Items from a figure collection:
■ ■ ■ ■ ■ ■ ■
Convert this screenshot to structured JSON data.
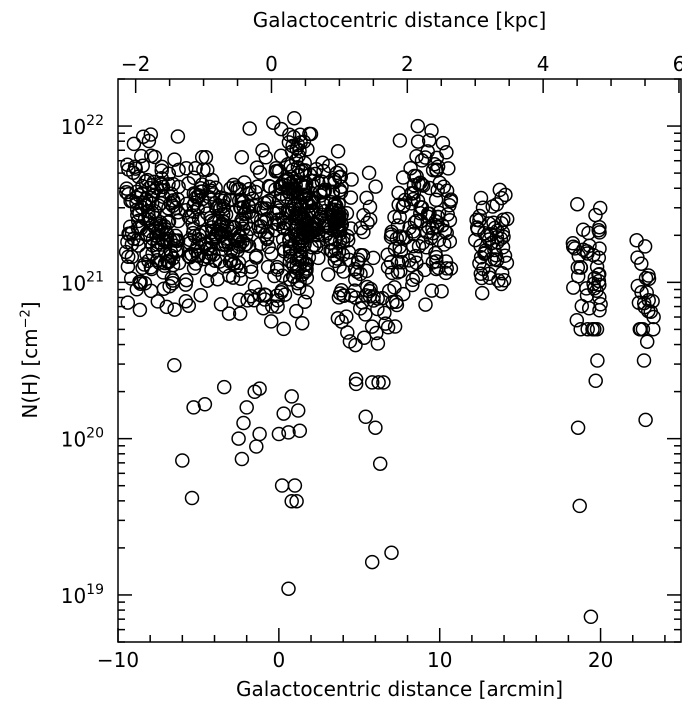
{
  "chart_data": {
    "type": "scatter",
    "xlabel": "Galactocentric distance [arcmin]",
    "x2label": "Galactocentric distance [kpc]",
    "ylabel_text": "N(H) [cm",
    "ylabel_unit_power": "−2",
    "ylabel_close": "]",
    "xlim": [
      -10,
      25
    ],
    "x2lim": [
      -2.26,
      6.03
    ],
    "ylim": [
      5e+18,
      2e+22
    ],
    "yscale": "log",
    "xticks": [
      -10,
      0,
      10,
      20
    ],
    "xtick_labels": [
      "−10",
      "0",
      "10",
      "20"
    ],
    "x2ticks": [
      -2,
      0,
      2,
      4,
      6
    ],
    "x2tick_labels": [
      "−2",
      "0",
      "2",
      "4",
      "6"
    ],
    "yticks": [
      1e+19,
      1e+20,
      1e+21,
      1e+22
    ],
    "ytick_labels": [
      [
        "10",
        "19"
      ],
      [
        "10",
        "20"
      ],
      [
        "10",
        "21"
      ],
      [
        "10",
        "22"
      ]
    ],
    "marker": "open-circle",
    "clusters": [
      {
        "x": [
          -9.5,
          -6.2
        ],
        "ylog": [
          20.8,
          22.15
        ],
        "count": 170,
        "center": 21.38,
        "spread": 0.24
      },
      {
        "x": [
          -5.8,
          -2.2
        ],
        "ylog": [
          20.8,
          21.8
        ],
        "count": 160,
        "center": 21.35,
        "spread": 0.22
      },
      {
        "x": [
          -2.2,
          1.8
        ],
        "ylog": [
          20.5,
          22.05
        ],
        "count": 170,
        "center": 21.35,
        "spread": 0.3
      },
      {
        "x": [
          0.5,
          4.0
        ],
        "ylog": [
          21.05,
          21.95
        ],
        "count": 190,
        "center": 21.45,
        "spread": 0.2
      },
      {
        "x": [
          3.5,
          7.5
        ],
        "ylog": [
          20.5,
          21.7
        ],
        "count": 90,
        "center": 21.1,
        "spread": 0.25
      },
      {
        "x": [
          7.5,
          10.8
        ],
        "ylog": [
          20.6,
          22.0
        ],
        "count": 110,
        "center": 21.45,
        "spread": 0.25
      },
      {
        "x": [
          12.2,
          14.2
        ],
        "ylog": [
          20.75,
          21.65
        ],
        "count": 55,
        "center": 21.25,
        "spread": 0.2
      },
      {
        "x": [
          18.2,
          20.0
        ],
        "ylog": [
          20.7,
          21.5
        ],
        "count": 45,
        "center": 21.1,
        "spread": 0.25
      },
      {
        "x": [
          22.2,
          23.3
        ],
        "ylog": [
          20.7,
          21.35
        ],
        "count": 22,
        "center": 20.95,
        "spread": 0.2
      }
    ],
    "points": [
      [
        -6.5,
        20.47
      ],
      [
        -3.4,
        20.33
      ],
      [
        -4.6,
        20.22
      ],
      [
        -5.3,
        20.2
      ],
      [
        -6.0,
        19.86
      ],
      [
        -5.4,
        19.62
      ],
      [
        -2.5,
        20.0
      ],
      [
        -2.2,
        20.1
      ],
      [
        -2.0,
        20.2
      ],
      [
        -1.5,
        20.3
      ],
      [
        -1.2,
        20.32
      ],
      [
        -2.3,
        19.87
      ],
      [
        -1.2,
        20.03
      ],
      [
        -1.4,
        19.95
      ],
      [
        0.0,
        20.03
      ],
      [
        0.6,
        20.04
      ],
      [
        0.8,
        20.27
      ],
      [
        0.3,
        20.16
      ],
      [
        1.2,
        20.18
      ],
      [
        1.3,
        20.05
      ],
      [
        0.2,
        19.7
      ],
      [
        1.0,
        19.7
      ],
      [
        0.8,
        19.6
      ],
      [
        1.1,
        19.6
      ],
      [
        0.6,
        19.04
      ],
      [
        4.8,
        20.38
      ],
      [
        4.8,
        20.35
      ],
      [
        5.4,
        20.14
      ],
      [
        5.8,
        20.36
      ],
      [
        6.2,
        20.36
      ],
      [
        6.5,
        20.36
      ],
      [
        6.0,
        20.07
      ],
      [
        6.3,
        19.84
      ],
      [
        5.8,
        19.21
      ],
      [
        7.0,
        19.27
      ],
      [
        18.6,
        20.07
      ],
      [
        18.7,
        19.57
      ],
      [
        19.4,
        18.86
      ],
      [
        19.5,
        20.7
      ],
      [
        19.8,
        20.5
      ],
      [
        19.7,
        20.37
      ],
      [
        22.8,
        20.12
      ],
      [
        22.7,
        20.5
      ],
      [
        22.9,
        20.62
      ]
    ]
  }
}
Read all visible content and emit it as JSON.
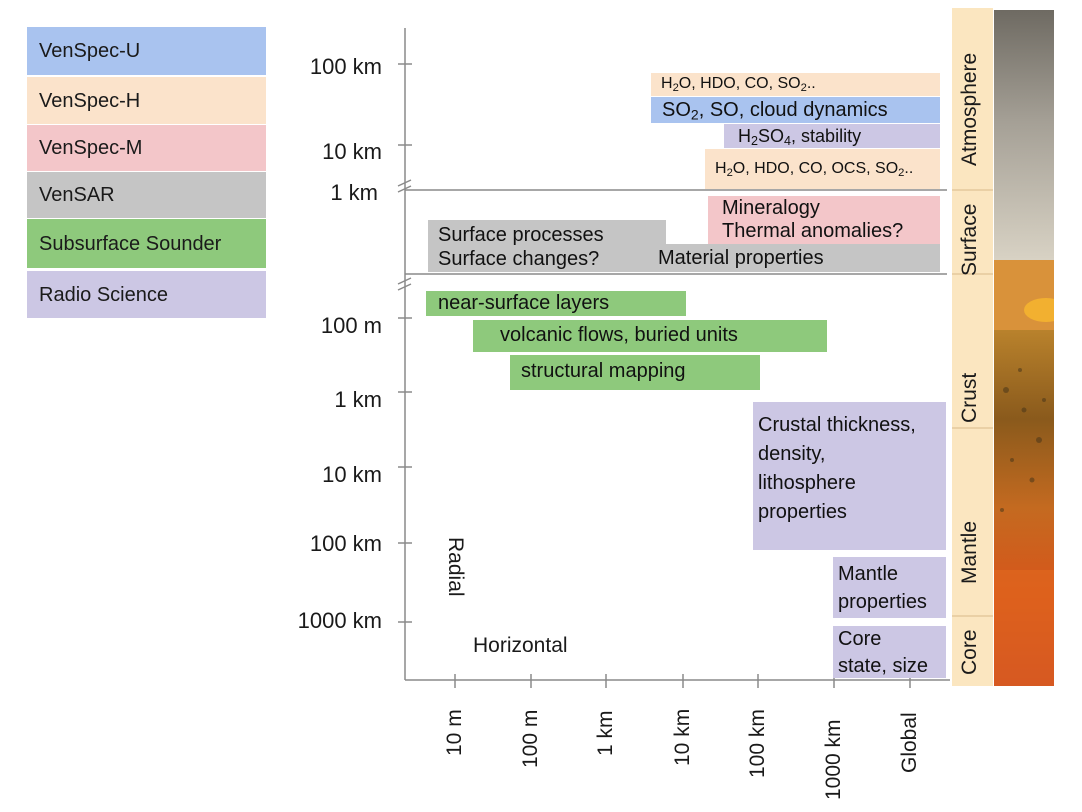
{
  "legend": [
    {
      "label": "VenSpec-U",
      "color": "#a9c3ef"
    },
    {
      "label": "VenSpec-H",
      "color": "#fbe3cb"
    },
    {
      "label": "VenSpec-M",
      "color": "#f3c6c9"
    },
    {
      "label": "VenSAR",
      "color": "#c5c5c5"
    },
    {
      "label": "Subsurface Sounder",
      "color": "#8ec97c"
    },
    {
      "label": "Radio Science",
      "color": "#ccc7e4"
    }
  ],
  "y_axis_upper": [
    "100 km",
    "10 km",
    "1 km"
  ],
  "y_axis_lower": [
    "100 m",
    "1 km",
    "10 km",
    "100 km",
    "1000 km"
  ],
  "x_axis": [
    "10 m",
    "100 m",
    "1 km",
    "10 km",
    "100 km",
    "1000 km",
    "Global"
  ],
  "axis_titles": {
    "radial": "Radial",
    "horizontal": "Horizontal"
  },
  "boxes": {
    "venspec_h_top": {
      "parts": [
        "H",
        "2",
        "O, HDO, CO, SO",
        "2",
        ".."
      ]
    },
    "venspec_u": {
      "parts": [
        "SO",
        "2",
        ", SO, cloud dynamics"
      ]
    },
    "venspec_m_top": {
      "parts": [
        "H",
        "2",
        "SO",
        "4",
        ", stability"
      ]
    },
    "venspec_h_bottom": {
      "parts": [
        "H",
        "2",
        "O, HDO, CO, OCS, SO",
        "2",
        ".."
      ]
    },
    "mineralogy": "Mineralogy",
    "thermal": "Thermal anomalies?",
    "surface_processes": "Surface processes",
    "surface_changes": "Surface changes?",
    "material": "Material properties",
    "near_surface": "near-surface layers",
    "volcanic": "volcanic flows, buried units",
    "structural": "structural mapping",
    "crustal": [
      "Crustal thickness,",
      "density,",
      "lithosphere",
      "properties"
    ],
    "mantle": [
      "Mantle",
      "properties"
    ],
    "core": [
      "Core",
      "state, size"
    ]
  },
  "layers": [
    "Atmosphere",
    "Surface",
    "Crust",
    "Mantle",
    "Core"
  ],
  "colors": {
    "layer_bar": "#fbe6c0",
    "axis": "#8a8a8a"
  }
}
■ ■ ■ ■ ■ ■ ■
What the task asks:
From the listing above, print every entry precisely and drop the pictures.

Answer to the exercise:
Convert this screenshot to structured JSON data.
{
  "chart_data": {
    "type": "scatter",
    "xlabel": "Galactocentric distance [arcmin]",
    "x2label": "Galactocentric distance [kpc]",
    "ylabel_text": "N(H) [cm",
    "ylabel_unit_power": "−2",
    "ylabel_close": "]",
    "xlim": [
      -10,
      25
    ],
    "x2lim": [
      -2.26,
      6.03
    ],
    "ylim": [
      5e+18,
      2e+22
    ],
    "yscale": "log",
    "xticks": [
      -10,
      0,
      10,
      20
    ],
    "xtick_labels": [
      "−10",
      "0",
      "10",
      "20"
    ],
    "x2ticks": [
      -2,
      0,
      2,
      4,
      6
    ],
    "x2tick_labels": [
      "−2",
      "0",
      "2",
      "4",
      "6"
    ],
    "yticks": [
      1e+19,
      1e+20,
      1e+21,
      1e+22
    ],
    "ytick_labels": [
      [
        "10",
        "19"
      ],
      [
        "10",
        "20"
      ],
      [
        "10",
        "21"
      ],
      [
        "10",
        "22"
      ]
    ],
    "marker": "open-circle",
    "clusters": [
      {
        "x": [
          -9.5,
          -6.2
        ],
        "ylog": [
          20.8,
          22.15
        ],
        "count": 170,
        "center": 21.38,
        "spread": 0.24
      },
      {
        "x": [
          -5.8,
          -2.2
        ],
        "ylog": [
          20.8,
          21.8
        ],
        "count": 160,
        "center": 21.35,
        "spread": 0.22
      },
      {
        "x": [
          -2.2,
          1.8
        ],
        "ylog": [
          20.5,
          22.05
        ],
        "count": 170,
        "center": 21.35,
        "spread": 0.3
      },
      {
        "x": [
          0.5,
          4.0
        ],
        "ylog": [
          21.05,
          21.95
        ],
        "count": 190,
        "center": 21.45,
        "spread": 0.2
      },
      {
        "x": [
          3.5,
          7.5
        ],
        "ylog": [
          20.5,
          21.7
        ],
        "count": 90,
        "center": 21.1,
        "spread": 0.25
      },
      {
        "x": [
          7.5,
          10.8
        ],
        "ylog": [
          20.6,
          22.0
        ],
        "count": 110,
        "center": 21.45,
        "spread": 0.25
      },
      {
        "x": [
          12.2,
          14.2
        ],
        "ylog": [
          20.75,
          21.65
        ],
        "count": 55,
        "center": 21.25,
        "spread": 0.2
      },
      {
        "x": [
          18.2,
          20.0
        ],
        "ylog": [
          20.7,
          21.5
        ],
        "count": 45,
        "center": 21.1,
        "spread": 0.25
      },
      {
        "x": [
          22.2,
          23.3
        ],
        "ylog": [
          20.7,
          21.35
        ],
        "count": 22,
        "center": 20.95,
        "spread": 0.2
      }
    ],
    "points": [
      [
        -6.5,
        20.47
      ],
      [
        -3.4,
        20.33
      ],
      [
        -4.6,
        20.22
      ],
      [
        -5.3,
        20.2
      ],
      [
        -6.0,
        19.86
      ],
      [
        -5.4,
        19.62
      ],
      [
        -2.5,
        20.0
      ],
      [
        -2.2,
        20.1
      ],
      [
        -2.0,
        20.2
      ],
      [
        -1.5,
        20.3
      ],
      [
        -1.2,
        20.32
      ],
      [
        -2.3,
        19.87
      ],
      [
        -1.2,
        20.03
      ],
      [
        -1.4,
        19.95
      ],
      [
        0.0,
        20.03
      ],
      [
        0.6,
        20.04
      ],
      [
        0.8,
        20.27
      ],
      [
        0.3,
        20.16
      ],
      [
        1.2,
        20.18
      ],
      [
        1.3,
        20.05
      ],
      [
        0.2,
        19.7
      ],
      [
        1.0,
        19.7
      ],
      [
        0.8,
        19.6
      ],
      [
        1.1,
        19.6
      ],
      [
        0.6,
        19.04
      ],
      [
        4.8,
        20.38
      ],
      [
        4.8,
        20.35
      ],
      [
        5.4,
        20.14
      ],
      [
        5.8,
        20.36
      ],
      [
        6.2,
        20.36
      ],
      [
        6.5,
        20.36
      ],
      [
        6.0,
        20.07
      ],
      [
        6.3,
        19.84
      ],
      [
        5.8,
        19.21
      ],
      [
        7.0,
        19.27
      ],
      [
        18.6,
        20.07
      ],
      [
        18.7,
        19.57
      ],
      [
        19.4,
        18.86
      ],
      [
        19.5,
        20.7
      ],
      [
        19.8,
        20.5
      ],
      [
        19.7,
        20.37
      ],
      [
        22.8,
        20.12
      ],
      [
        22.7,
        20.5
      ],
      [
        22.9,
        20.62
      ]
    ]
  }
}
Read all visible content and emit it as JSON.
{
  "legend": [
    {
      "label": "VenSpec-U",
      "color": "#a9c3ef"
    },
    {
      "label": "VenSpec-H",
      "color": "#fbe3cb"
    },
    {
      "label": "VenSpec-M",
      "color": "#f3c6c9"
    },
    {
      "label": "VenSAR",
      "color": "#c5c5c5"
    },
    {
      "label": "Subsurface Sounder",
      "color": "#8ec97c"
    },
    {
      "label": "Radio Science",
      "color": "#ccc7e4"
    }
  ],
  "y_axis_upper": [
    "100 km",
    "10 km",
    "1 km"
  ],
  "y_axis_lower": [
    "100 m",
    "1 km",
    "10 km",
    "100 km",
    "1000 km"
  ],
  "x_axis": [
    "10 m",
    "100 m",
    "1 km",
    "10 km",
    "100 km",
    "1000 km",
    "Global"
  ],
  "axis_titles": {
    "radial": "Radial",
    "horizontal": "Horizontal"
  },
  "boxes": {
    "venspec_h_top": {
      "parts": [
        "H",
        "2",
        "O, HDO, CO, SO",
        "2",
        ".."
      ]
    },
    "venspec_u": {
      "parts": [
        "SO",
        "2",
        ", SO, cloud dynamics"
      ]
    },
    "venspec_m_top": {
      "parts": [
        "H",
        "2",
        "SO",
        "4",
        ", stability"
      ]
    },
    "venspec_h_bottom": {
      "parts": [
        "H",
        "2",
        "O, HDO, CO, OCS, SO",
        "2",
        ".."
      ]
    },
    "mineralogy": "Mineralogy",
    "thermal": "Thermal anomalies?",
    "surface_processes": "Surface processes",
    "surface_changes": "Surface changes?",
    "material": "Material properties",
    "near_surface": "near-surface layers",
    "volcanic": "volcanic flows, buried units",
    "structural": "structural mapping",
    "crustal": [
      "Crustal thickness,",
      "density,",
      "lithosphere",
      "properties"
    ],
    "mantle": [
      "Mantle",
      "properties"
    ],
    "core": [
      "Core",
      "state, size"
    ]
  },
  "layers": [
    "Atmosphere",
    "Surface",
    "Crust",
    "Mantle",
    "Core"
  ],
  "colors": {
    "layer_bar": "#fbe6c0",
    "axis": "#8a8a8a"
  }
}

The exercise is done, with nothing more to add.